> _To be done_
Without omitting anything, return the records precisely as given.

> _Entries_
══════════════════════════════

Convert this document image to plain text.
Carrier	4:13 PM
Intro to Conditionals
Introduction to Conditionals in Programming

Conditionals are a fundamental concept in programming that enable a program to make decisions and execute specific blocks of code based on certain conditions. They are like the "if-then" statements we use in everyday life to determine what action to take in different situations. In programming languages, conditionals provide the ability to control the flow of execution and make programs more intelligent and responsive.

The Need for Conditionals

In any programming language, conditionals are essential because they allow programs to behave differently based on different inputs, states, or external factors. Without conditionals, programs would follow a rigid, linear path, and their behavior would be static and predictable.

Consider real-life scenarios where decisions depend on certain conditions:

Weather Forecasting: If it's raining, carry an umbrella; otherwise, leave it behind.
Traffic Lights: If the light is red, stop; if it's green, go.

══════════════════════════════

> _Output for this task_
Convert this document image to plain text.
Carrier	4:13 PM
Intro to Conditionals
Introduction to Conditionals in Programming

Conditionals are a fundamental concept in programming that enable a program to make decisions and execute specific blocks of code based on certain conditions. They are like the "if-then" statements we use in everyday life to determine what action to take in different situations. In programming languages, conditionals provide the ability to control the flow of execution and make programs more intelligent and responsive.

The Need for Conditionals

In any programming language, conditionals are essential because they allow programs to behave differently based on different inputs, states, or external factors. Without conditionals, programs would follow a rigid, linear path, and their behavior would be static and predictable.

Consider real-life scenarios where decisions depend on certain conditions:

Weather Forecasting: If it's raining, carry an umbrella; otherwise, leave it behind.
Traffic Lights: If the light is red, stop; if it's green, go.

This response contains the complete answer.